WHAT IS EXPECTED:
Give the number of lines containing the word "zawodoznawstwo" and nothing more.

[Start of SUPPLIED RECORDS]

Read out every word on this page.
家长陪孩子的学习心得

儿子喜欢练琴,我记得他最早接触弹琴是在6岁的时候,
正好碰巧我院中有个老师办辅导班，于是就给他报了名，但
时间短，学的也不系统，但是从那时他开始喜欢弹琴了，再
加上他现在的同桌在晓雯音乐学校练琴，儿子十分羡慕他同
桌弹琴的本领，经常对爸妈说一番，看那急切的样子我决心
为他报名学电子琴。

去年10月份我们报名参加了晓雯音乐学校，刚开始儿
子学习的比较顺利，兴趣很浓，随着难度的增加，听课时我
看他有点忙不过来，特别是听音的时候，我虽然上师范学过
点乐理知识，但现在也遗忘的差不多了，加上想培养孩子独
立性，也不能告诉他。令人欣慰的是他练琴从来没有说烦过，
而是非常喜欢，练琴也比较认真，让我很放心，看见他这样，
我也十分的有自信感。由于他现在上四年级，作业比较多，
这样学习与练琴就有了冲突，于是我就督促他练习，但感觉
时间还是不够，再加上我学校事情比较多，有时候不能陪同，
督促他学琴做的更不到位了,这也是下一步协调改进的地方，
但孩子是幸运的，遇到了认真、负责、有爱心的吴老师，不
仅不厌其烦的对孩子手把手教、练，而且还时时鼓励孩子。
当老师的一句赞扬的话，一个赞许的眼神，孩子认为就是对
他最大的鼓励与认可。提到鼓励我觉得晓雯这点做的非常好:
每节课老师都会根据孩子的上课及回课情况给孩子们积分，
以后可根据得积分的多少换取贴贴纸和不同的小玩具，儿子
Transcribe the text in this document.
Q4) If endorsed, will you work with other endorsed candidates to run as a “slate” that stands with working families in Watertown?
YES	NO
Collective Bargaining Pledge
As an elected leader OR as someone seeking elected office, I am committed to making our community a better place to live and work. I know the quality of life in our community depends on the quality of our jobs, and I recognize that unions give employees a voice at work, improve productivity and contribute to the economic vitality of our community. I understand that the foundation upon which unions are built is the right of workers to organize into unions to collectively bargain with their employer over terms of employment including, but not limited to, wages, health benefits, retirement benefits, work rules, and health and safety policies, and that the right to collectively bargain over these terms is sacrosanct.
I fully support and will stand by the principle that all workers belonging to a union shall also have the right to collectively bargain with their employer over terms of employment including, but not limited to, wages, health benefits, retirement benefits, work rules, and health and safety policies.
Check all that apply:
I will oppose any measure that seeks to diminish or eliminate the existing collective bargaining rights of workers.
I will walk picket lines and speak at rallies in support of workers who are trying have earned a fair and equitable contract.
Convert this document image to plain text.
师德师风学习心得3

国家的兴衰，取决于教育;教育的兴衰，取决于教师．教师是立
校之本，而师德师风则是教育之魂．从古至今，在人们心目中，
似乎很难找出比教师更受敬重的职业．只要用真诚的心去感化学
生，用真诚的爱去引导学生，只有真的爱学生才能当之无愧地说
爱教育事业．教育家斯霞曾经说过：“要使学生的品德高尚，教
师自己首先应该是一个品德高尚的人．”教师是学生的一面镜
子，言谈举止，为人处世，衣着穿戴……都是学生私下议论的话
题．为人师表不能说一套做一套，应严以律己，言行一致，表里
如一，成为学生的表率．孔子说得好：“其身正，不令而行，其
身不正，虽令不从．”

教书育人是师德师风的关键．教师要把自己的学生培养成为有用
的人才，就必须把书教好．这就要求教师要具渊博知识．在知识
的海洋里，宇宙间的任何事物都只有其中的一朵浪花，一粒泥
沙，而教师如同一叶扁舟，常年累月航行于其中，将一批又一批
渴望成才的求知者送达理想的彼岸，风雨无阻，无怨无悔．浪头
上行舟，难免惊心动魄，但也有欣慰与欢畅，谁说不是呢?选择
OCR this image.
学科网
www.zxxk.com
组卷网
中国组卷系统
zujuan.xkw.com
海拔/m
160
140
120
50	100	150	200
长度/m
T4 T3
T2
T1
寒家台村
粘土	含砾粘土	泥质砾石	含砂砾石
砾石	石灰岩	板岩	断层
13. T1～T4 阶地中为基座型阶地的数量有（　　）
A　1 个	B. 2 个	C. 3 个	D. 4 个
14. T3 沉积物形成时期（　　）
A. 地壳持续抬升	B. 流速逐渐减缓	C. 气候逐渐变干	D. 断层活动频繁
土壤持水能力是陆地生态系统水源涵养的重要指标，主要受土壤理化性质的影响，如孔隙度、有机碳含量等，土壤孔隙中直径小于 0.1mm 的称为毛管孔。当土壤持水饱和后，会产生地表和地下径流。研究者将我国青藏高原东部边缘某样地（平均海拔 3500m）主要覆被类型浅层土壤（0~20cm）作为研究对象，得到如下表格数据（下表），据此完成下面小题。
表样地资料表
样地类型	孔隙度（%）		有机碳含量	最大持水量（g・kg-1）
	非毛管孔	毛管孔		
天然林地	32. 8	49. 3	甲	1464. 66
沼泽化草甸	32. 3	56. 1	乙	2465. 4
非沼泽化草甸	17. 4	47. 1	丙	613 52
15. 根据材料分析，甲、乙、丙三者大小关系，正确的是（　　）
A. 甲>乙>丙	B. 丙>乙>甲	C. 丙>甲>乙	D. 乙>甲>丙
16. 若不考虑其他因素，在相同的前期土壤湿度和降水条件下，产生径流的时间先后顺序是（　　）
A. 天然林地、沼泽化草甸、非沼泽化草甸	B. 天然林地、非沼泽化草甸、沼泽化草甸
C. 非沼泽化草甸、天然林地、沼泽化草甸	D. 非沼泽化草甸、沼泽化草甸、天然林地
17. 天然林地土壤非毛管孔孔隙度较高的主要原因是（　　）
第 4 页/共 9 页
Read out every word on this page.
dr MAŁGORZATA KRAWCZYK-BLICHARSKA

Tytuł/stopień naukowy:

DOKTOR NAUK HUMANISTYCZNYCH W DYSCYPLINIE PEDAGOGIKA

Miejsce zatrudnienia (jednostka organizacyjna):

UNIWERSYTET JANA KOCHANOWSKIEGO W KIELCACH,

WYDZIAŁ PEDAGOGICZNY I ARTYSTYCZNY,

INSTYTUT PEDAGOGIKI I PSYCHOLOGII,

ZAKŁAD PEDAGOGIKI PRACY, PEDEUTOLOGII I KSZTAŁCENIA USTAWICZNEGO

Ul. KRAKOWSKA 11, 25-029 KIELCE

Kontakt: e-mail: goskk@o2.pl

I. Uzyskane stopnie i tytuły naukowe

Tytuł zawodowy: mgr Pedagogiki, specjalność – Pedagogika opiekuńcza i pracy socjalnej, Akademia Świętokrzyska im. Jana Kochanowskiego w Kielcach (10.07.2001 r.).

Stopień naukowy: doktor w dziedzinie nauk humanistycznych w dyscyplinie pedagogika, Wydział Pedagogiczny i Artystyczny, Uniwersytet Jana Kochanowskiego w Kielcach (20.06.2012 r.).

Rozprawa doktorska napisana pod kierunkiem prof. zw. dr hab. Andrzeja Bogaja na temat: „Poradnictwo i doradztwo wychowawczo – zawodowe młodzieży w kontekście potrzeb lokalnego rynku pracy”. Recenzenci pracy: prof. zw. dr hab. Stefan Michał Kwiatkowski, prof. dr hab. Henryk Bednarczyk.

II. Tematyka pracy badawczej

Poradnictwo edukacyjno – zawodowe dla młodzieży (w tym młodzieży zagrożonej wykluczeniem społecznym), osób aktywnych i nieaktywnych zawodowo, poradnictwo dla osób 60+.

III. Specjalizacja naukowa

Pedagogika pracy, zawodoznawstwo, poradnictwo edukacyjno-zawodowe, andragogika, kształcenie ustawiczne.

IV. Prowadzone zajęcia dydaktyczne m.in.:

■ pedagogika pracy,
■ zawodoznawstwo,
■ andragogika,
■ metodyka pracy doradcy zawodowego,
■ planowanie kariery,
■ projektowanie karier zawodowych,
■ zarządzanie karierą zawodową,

[End of SUPPLIED RECORDS]

CORRECT RESPONSE:
2